-- start of Source records --

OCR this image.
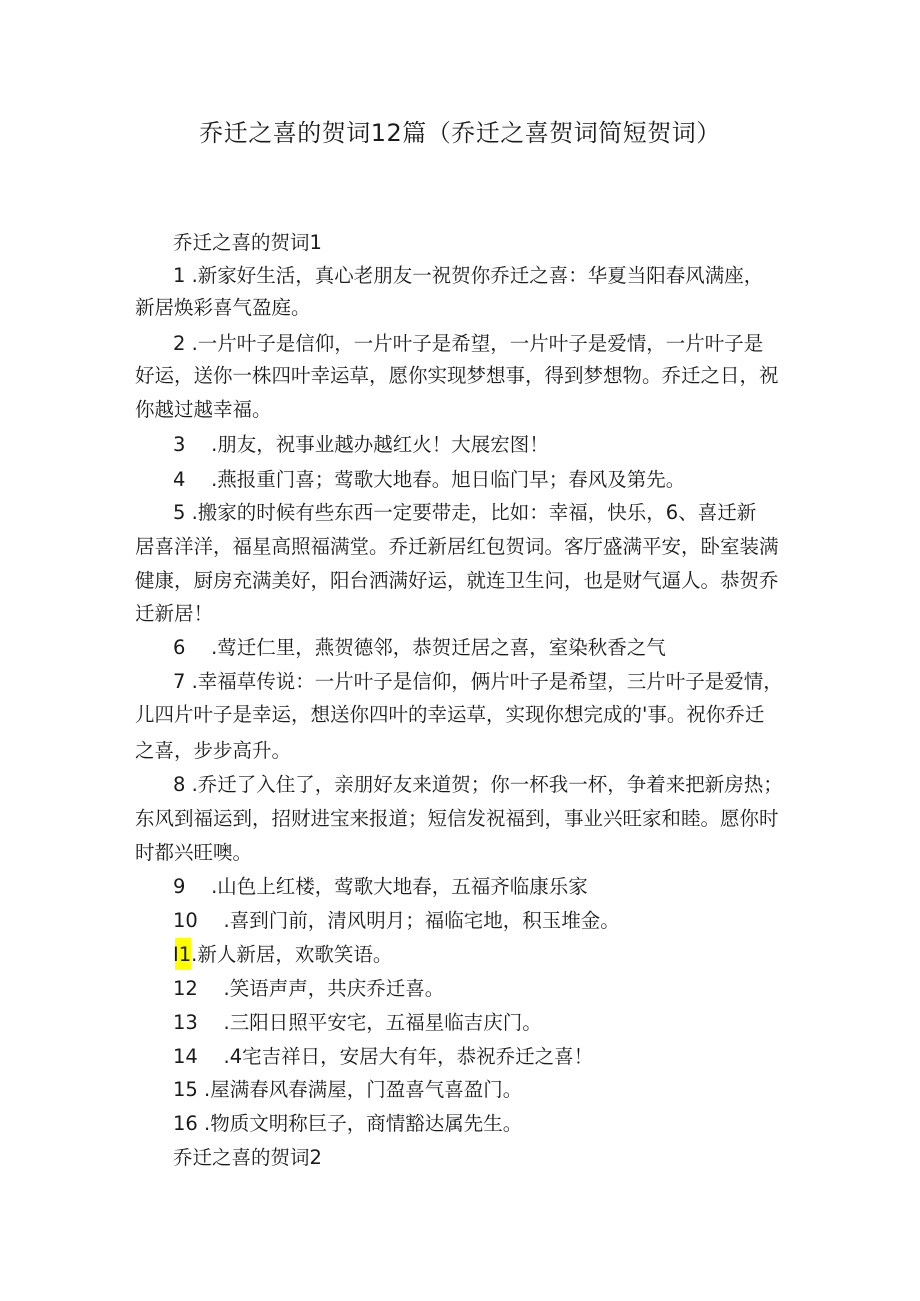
乔迁之喜的贺词12篇（乔迁之喜贺词简短贺词）

乔迁之喜的贺词1

1 .新家好生活，真心老朋友一祝贺你乔迁之喜：华夏当阳春风满座，

新居焕彩喜气盈庭。

2 .一片叶子是信仰，一片叶子是希望，一片叶子是爱情，一片叶子是

好运，送你一株四叶幸运草，愿你实现梦想事，得到梦想物。乔迁之日，祝

你越过越幸福。

3 　.朋友，祝事业越办越红火！大展宏图！

4 　.燕报重门喜；莺歌大地春。旭日临门早；春风及第先。

5 .搬家的时候有些东西一定要带走，比如：幸福，快乐，6、喜迁新

居喜洋洋，福星高照福满堂。乔迁新居红包贺词。客厅盛满平安，卧室装满

健康，厨房充满美好，阳台洒满好运，就连卫生问，也是财气逼人。恭贺乔

迁新居！

6 　.莺迁仁里，燕贺德邻，恭贺迁居之喜，室染秋香之气

7 .幸福草传说：一片叶子是信仰，俩片叶子是希望，三片叶子是爱情，

儿四片叶子是幸运，想送你四叶的幸运草，实现你想完成的'事。祝你乔迁

之喜，步步高升。

8 .乔迁了入住了，亲朋好友来道贺；你一杯我一杯，争着来把新房热；

东风到福运到，招财进宝来报道；短信发祝福到，事业兴旺家和睦。愿你时

时都兴旺噢。

9 　.山色上红楼，莺歌大地春，五福齐临康乐家

10 　.喜到门前，清风明月；福临宅地，积玉堆金。

I1.新人新居，欢歌笑语。

12 　.笑语声声，共庆乔迁喜。

13 　.三阳日照平安宅，五福星临吉庆门。

14 　.4宅吉祥日，安居大有年，恭祝乔迁之喜！

15 .屋满春风春满屋，门盈喜气喜盈门。

16 .物质文明称巨子，商情豁达属先生。

乔迁之喜的贺词2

-- end of Source records --

### Set exercise:
Reproduce each line exactly as it appears, omitting the pictures.

### Task answer:
OCR this image.
乔迁之喜的贺词12篇（乔迁之喜贺词简短贺词）

乔迁之喜的贺词1

1 .新家好生活，真心老朋友一祝贺你乔迁之喜：华夏当阳春风满座，

新居焕彩喜气盈庭。

2 .一片叶子是信仰，一片叶子是希望，一片叶子是爱情，一片叶子是

好运，送你一株四叶幸运草，愿你实现梦想事，得到梦想物。乔迁之日，祝

你越过越幸福。

3 　.朋友，祝事业越办越红火！大展宏图！

4 　.燕报重门喜；莺歌大地春。旭日临门早；春风及第先。

5 .搬家的时候有些东西一定要带走，比如：幸福，快乐，6、喜迁新

居喜洋洋，福星高照福满堂。乔迁新居红包贺词。客厅盛满平安，卧室装满

健康，厨房充满美好，阳台洒满好运，就连卫生问，也是财气逼人。恭贺乔

迁新居！

6 　.莺迁仁里，燕贺德邻，恭贺迁居之喜，室染秋香之气

7 .幸福草传说：一片叶子是信仰，俩片叶子是希望，三片叶子是爱情，

儿四片叶子是幸运，想送你四叶的幸运草，实现你想完成的'事。祝你乔迁

之喜，步步高升。

8 .乔迁了入住了，亲朋好友来道贺；你一杯我一杯，争着来把新房热；

东风到福运到，招财进宝来报道；短信发祝福到，事业兴旺家和睦。愿你时

时都兴旺噢。

9 　.山色上红楼，莺歌大地春，五福齐临康乐家

10 　.喜到门前，清风明月；福临宅地，积玉堆金。

I1.新人新居，欢歌笑语。

12 　.笑语声声，共庆乔迁喜。

13 　.三阳日照平安宅，五福星临吉庆门。

14 　.4宅吉祥日，安居大有年，恭祝乔迁之喜！

15 .屋满春风春满屋，门盈喜气喜盈门。

16 .物质文明称巨子，商情豁达属先生。

乔迁之喜的贺词2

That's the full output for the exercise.